What to produce ▸
Repeat the full listing below verbatim and keep the images out.

—————

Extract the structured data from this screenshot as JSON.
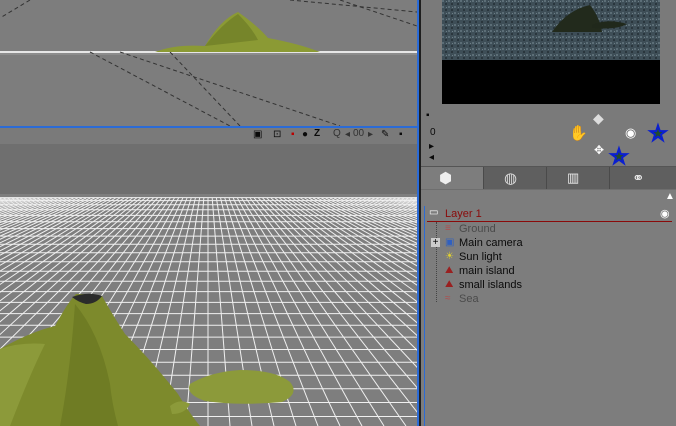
{
  "viewport_top": {
    "name": "top-view"
  },
  "viewport_bar": {
    "zoom_value": "00",
    "zoom_letter": "Z",
    "q_label": "Q"
  },
  "preview_controls": {
    "counter": "0"
  },
  "tabs": [
    "objects",
    "materials",
    "layers",
    "links"
  ],
  "tree": {
    "layer": "Layer 1",
    "items": [
      {
        "label": "Ground",
        "icon": "ground-icon",
        "muted": true
      },
      {
        "label": "Main camera",
        "icon": "camera-icon",
        "muted": false
      },
      {
        "label": "Sun light",
        "icon": "light-icon",
        "muted": false
      },
      {
        "label": "main island",
        "icon": "terrain-icon",
        "muted": false
      },
      {
        "label": "small islands",
        "icon": "terrain-icon",
        "muted": false
      },
      {
        "label": "Sea",
        "icon": "water-icon",
        "muted": true
      }
    ]
  },
  "colors": {
    "accent_blue": "#2b6bd6",
    "layer_red": "#8a0a0a",
    "grid_white": "#ffffff",
    "terrain_green": "#7f8f2a"
  }
}
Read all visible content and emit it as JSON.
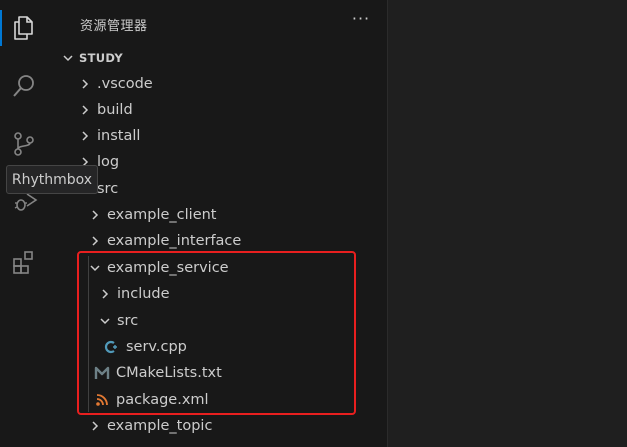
{
  "sidebar": {
    "title": "资源管理器",
    "more_label": "···",
    "section_title": "STUDY"
  },
  "tree": [
    {
      "label": ".vscode",
      "icon": "chevron-right-icon"
    },
    {
      "label": "build",
      "icon": "chevron-right-icon"
    },
    {
      "label": "install",
      "icon": "chevron-right-icon"
    },
    {
      "label": "log",
      "icon": "chevron-right-icon"
    },
    {
      "label": "src",
      "icon": "chevron-down-icon"
    },
    {
      "label": "example_client",
      "icon": "chevron-right-icon"
    },
    {
      "label": "example_interface",
      "icon": "chevron-right-icon"
    },
    {
      "label": "example_service",
      "icon": "chevron-down-icon"
    },
    {
      "label": "include",
      "icon": "chevron-right-icon"
    },
    {
      "label": "src",
      "icon": "chevron-down-icon"
    },
    {
      "label": "serv.cpp",
      "icon": "cpp-file-icon"
    },
    {
      "label": "CMakeLists.txt",
      "icon": "cmake-file-icon"
    },
    {
      "label": "package.xml",
      "icon": "xml-file-icon"
    },
    {
      "label": "example_topic",
      "icon": "chevron-right-icon"
    }
  ],
  "tooltip": {
    "text": "Rhythmbox"
  },
  "activity_bar": [
    "explorer-icon",
    "search-icon",
    "source-control-icon",
    "run-debug-icon",
    "extensions-icon"
  ],
  "colors": {
    "accent": "#0078d4",
    "highlight": "#e81f1f",
    "cpp": "#519aba",
    "cmake": "#6d8086",
    "xml": "#e37933"
  }
}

—————

Reply ▸
Extract the structured data from this screenshot as JSON.
{
  "viewport_top": {
    "name": "top-view"
  },
  "viewport_bar": {
    "zoom_value": "00",
    "zoom_letter": "Z",
    "q_label": "Q"
  },
  "preview_controls": {
    "counter": "0"
  },
  "tabs": [
    "objects",
    "materials",
    "layers",
    "links"
  ],
  "tree": {
    "layer": "Layer 1",
    "items": [
      {
        "label": "Ground",
        "icon": "ground-icon",
        "muted": true
      },
      {
        "label": "Main camera",
        "icon": "camera-icon",
        "muted": false
      },
      {
        "label": "Sun light",
        "icon": "light-icon",
        "muted": false
      },
      {
        "label": "main island",
        "icon": "terrain-icon",
        "muted": false
      },
      {
        "label": "small islands",
        "icon": "terrain-icon",
        "muted": false
      },
      {
        "label": "Sea",
        "icon": "water-icon",
        "muted": true
      }
    ]
  },
  "colors": {
    "accent_blue": "#2b6bd6",
    "layer_red": "#8a0a0a",
    "grid_white": "#ffffff",
    "terrain_green": "#7f8f2a"
  }
}
Read all visible content and emit it as JSON.
{
  "sidebar": {
    "title": "资源管理器",
    "more_label": "···",
    "section_title": "STUDY"
  },
  "tree": [
    {
      "label": ".vscode",
      "icon": "chevron-right-icon"
    },
    {
      "label": "build",
      "icon": "chevron-right-icon"
    },
    {
      "label": "install",
      "icon": "chevron-right-icon"
    },
    {
      "label": "log",
      "icon": "chevron-right-icon"
    },
    {
      "label": "src",
      "icon": "chevron-down-icon"
    },
    {
      "label": "example_client",
      "icon": "chevron-right-icon"
    },
    {
      "label": "example_interface",
      "icon": "chevron-right-icon"
    },
    {
      "label": "example_service",
      "icon": "chevron-down-icon"
    },
    {
      "label": "include",
      "icon": "chevron-right-icon"
    },
    {
      "label": "src",
      "icon": "chevron-down-icon"
    },
    {
      "label": "serv.cpp",
      "icon": "cpp-file-icon"
    },
    {
      "label": "CMakeLists.txt",
      "icon": "cmake-file-icon"
    },
    {
      "label": "package.xml",
      "icon": "xml-file-icon"
    },
    {
      "label": "example_topic",
      "icon": "chevron-right-icon"
    }
  ],
  "tooltip": {
    "text": "Rhythmbox"
  },
  "activity_bar": [
    "explorer-icon",
    "search-icon",
    "source-control-icon",
    "run-debug-icon",
    "extensions-icon"
  ],
  "colors": {
    "accent": "#0078d4",
    "highlight": "#e81f1f",
    "cpp": "#519aba",
    "cmake": "#6d8086",
    "xml": "#e37933"
  }
}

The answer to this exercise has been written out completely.